◆ Figure collection entries:
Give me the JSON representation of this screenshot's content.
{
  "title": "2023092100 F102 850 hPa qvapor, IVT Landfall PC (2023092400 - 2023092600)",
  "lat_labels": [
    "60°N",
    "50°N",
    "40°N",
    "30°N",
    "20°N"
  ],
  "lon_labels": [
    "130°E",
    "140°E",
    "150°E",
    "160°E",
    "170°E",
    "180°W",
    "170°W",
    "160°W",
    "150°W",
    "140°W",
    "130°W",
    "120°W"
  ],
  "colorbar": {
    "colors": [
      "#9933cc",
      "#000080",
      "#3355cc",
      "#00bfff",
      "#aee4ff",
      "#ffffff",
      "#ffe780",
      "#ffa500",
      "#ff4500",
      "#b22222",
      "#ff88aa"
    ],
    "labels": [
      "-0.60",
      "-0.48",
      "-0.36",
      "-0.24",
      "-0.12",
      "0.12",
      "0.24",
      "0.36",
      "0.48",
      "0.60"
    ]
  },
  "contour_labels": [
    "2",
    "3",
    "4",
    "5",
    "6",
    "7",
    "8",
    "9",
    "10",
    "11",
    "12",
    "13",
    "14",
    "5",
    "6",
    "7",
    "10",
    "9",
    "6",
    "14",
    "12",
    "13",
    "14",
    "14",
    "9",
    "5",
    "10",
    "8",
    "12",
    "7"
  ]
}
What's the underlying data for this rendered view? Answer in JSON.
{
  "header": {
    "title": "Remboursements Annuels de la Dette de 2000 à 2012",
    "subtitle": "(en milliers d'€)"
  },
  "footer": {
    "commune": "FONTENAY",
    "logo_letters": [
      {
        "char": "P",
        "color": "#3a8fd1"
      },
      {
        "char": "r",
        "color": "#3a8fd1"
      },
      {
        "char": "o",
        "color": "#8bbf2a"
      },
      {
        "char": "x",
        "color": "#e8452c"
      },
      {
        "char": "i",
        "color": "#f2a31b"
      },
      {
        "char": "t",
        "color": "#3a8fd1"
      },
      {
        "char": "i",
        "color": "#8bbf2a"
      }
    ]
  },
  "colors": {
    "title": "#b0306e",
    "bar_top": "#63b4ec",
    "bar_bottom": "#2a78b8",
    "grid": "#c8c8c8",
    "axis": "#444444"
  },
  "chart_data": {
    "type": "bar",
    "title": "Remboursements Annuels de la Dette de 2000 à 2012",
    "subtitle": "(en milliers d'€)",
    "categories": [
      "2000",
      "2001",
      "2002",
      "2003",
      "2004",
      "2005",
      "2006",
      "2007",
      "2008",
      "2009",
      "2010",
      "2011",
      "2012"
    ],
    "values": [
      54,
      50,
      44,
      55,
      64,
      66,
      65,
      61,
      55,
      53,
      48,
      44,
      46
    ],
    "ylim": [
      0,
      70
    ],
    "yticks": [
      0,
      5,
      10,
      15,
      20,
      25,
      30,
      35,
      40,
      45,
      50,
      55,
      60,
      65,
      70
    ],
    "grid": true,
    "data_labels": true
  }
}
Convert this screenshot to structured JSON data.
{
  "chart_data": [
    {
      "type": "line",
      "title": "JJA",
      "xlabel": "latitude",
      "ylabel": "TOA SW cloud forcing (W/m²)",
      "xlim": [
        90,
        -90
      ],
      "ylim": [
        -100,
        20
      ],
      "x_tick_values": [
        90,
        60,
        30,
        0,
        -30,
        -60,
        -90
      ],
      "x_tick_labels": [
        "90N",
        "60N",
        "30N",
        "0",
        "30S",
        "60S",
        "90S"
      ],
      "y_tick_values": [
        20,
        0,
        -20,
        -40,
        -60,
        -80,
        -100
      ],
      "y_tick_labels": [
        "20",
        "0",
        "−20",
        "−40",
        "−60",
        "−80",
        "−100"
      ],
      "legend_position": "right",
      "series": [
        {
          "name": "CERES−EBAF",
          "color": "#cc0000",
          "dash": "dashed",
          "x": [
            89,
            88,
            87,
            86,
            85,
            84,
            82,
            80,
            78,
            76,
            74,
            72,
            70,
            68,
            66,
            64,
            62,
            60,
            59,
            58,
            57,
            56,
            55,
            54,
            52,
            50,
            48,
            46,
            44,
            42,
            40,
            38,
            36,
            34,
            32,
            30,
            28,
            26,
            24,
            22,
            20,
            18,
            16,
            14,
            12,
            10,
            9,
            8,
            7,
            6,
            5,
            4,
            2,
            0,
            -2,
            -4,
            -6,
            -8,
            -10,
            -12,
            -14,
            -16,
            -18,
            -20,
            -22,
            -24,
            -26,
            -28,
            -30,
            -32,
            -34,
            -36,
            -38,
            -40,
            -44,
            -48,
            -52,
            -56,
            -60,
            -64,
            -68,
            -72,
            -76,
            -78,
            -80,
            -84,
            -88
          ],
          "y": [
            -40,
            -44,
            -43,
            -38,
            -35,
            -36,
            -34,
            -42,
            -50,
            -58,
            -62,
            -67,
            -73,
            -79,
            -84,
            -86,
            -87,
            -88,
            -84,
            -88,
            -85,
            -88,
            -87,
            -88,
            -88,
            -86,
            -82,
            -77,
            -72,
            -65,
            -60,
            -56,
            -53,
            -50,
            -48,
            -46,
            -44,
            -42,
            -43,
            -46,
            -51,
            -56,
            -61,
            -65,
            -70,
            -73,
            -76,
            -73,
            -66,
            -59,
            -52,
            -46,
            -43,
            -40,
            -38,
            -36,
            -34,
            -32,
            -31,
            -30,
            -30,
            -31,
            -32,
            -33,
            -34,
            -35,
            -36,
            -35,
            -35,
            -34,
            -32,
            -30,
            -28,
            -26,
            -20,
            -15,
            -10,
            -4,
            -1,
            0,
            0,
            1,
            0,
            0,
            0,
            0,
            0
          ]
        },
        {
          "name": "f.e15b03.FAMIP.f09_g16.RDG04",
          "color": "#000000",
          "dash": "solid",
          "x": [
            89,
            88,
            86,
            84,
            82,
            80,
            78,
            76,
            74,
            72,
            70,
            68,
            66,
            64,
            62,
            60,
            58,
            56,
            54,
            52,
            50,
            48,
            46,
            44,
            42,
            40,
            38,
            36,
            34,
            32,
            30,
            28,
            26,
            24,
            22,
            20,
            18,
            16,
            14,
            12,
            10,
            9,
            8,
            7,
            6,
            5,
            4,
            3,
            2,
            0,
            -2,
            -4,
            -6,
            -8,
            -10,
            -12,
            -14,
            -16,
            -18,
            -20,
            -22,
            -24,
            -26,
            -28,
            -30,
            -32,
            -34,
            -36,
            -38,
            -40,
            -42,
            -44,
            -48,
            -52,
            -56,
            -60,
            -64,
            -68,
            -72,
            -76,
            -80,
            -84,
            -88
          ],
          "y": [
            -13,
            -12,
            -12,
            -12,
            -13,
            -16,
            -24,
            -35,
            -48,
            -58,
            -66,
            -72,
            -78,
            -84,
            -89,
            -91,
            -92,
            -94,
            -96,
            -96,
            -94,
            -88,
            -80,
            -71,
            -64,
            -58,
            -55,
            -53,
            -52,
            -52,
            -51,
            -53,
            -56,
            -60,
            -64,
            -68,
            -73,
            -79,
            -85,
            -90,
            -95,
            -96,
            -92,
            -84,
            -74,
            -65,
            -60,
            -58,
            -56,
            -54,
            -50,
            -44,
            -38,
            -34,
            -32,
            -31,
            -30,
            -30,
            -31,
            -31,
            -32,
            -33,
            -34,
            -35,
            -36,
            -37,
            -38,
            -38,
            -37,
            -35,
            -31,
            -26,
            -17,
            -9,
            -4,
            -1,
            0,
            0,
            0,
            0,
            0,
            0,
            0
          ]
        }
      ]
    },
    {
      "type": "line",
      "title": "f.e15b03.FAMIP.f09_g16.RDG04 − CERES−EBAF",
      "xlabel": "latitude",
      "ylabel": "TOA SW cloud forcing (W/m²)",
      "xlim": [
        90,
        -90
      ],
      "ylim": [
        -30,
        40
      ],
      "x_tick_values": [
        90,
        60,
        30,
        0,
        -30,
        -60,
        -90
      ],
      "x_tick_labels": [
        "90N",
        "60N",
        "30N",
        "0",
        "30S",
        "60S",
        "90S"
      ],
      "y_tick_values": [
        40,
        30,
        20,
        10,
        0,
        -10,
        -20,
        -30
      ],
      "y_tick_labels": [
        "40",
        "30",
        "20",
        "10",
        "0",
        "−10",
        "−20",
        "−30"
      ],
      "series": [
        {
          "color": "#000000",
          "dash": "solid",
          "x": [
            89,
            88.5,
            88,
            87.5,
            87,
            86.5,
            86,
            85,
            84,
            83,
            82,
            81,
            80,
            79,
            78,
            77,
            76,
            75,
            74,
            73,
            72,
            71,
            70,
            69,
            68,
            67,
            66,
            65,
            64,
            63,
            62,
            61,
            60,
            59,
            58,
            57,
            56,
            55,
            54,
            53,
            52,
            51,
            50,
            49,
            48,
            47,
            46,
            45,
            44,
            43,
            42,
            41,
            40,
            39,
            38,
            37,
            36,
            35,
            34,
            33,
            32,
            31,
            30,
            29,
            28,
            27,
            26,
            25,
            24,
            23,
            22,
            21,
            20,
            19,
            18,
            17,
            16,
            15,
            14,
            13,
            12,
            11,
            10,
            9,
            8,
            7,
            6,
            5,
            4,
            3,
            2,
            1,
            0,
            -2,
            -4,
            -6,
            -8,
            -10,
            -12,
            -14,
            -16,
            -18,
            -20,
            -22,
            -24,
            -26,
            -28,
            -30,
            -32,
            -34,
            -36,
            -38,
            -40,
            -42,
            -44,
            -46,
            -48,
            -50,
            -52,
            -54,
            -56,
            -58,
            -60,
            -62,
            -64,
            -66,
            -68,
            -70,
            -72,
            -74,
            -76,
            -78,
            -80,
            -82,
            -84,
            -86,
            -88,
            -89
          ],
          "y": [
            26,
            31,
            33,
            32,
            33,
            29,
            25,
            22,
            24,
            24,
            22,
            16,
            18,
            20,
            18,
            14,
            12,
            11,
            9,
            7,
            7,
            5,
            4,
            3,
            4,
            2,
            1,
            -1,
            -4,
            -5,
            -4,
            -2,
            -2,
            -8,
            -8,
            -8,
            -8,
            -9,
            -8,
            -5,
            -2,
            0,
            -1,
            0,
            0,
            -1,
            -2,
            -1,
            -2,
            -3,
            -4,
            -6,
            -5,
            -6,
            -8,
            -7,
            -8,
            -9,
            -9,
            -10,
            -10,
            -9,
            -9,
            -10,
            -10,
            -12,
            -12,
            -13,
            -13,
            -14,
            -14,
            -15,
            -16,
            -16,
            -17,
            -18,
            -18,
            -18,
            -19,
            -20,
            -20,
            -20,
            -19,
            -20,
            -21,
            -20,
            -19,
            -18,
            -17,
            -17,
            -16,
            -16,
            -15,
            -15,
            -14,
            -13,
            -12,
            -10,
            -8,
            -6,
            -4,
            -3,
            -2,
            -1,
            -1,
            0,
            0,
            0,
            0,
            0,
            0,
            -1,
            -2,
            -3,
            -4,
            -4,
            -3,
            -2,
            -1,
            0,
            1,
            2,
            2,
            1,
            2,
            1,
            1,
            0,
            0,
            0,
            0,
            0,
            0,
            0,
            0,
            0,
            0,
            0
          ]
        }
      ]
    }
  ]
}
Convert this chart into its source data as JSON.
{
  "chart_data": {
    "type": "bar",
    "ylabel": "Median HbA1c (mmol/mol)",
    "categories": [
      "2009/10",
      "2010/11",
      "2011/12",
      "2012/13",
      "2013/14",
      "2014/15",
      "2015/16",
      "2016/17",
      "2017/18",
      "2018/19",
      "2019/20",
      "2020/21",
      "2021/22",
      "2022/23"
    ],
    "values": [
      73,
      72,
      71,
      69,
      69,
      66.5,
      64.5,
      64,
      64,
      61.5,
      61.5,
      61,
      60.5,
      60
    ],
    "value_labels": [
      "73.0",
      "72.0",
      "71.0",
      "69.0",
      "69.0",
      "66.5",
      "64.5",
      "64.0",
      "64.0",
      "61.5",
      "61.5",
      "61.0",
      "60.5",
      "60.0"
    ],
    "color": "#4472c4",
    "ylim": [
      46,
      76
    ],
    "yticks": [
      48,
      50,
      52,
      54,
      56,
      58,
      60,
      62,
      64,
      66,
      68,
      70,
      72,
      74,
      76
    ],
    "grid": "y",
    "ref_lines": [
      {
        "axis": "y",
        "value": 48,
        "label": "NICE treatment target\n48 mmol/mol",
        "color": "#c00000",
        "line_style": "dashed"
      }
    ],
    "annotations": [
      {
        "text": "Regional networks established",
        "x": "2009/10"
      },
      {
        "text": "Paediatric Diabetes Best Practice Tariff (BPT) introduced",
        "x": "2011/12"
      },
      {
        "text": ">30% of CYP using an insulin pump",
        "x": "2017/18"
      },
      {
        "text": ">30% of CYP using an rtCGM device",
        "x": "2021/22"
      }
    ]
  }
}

◆ Requirement: Look through the entries above and report each line where the string "this" occurs.

◆ Problem solution:
Give me the JSON representation of this screenshot's content.
What's the underlying data for this rendered view? Answer in JSON.
Convert this screenshot to structured JSON data.
Convert this chart into its source data as JSON.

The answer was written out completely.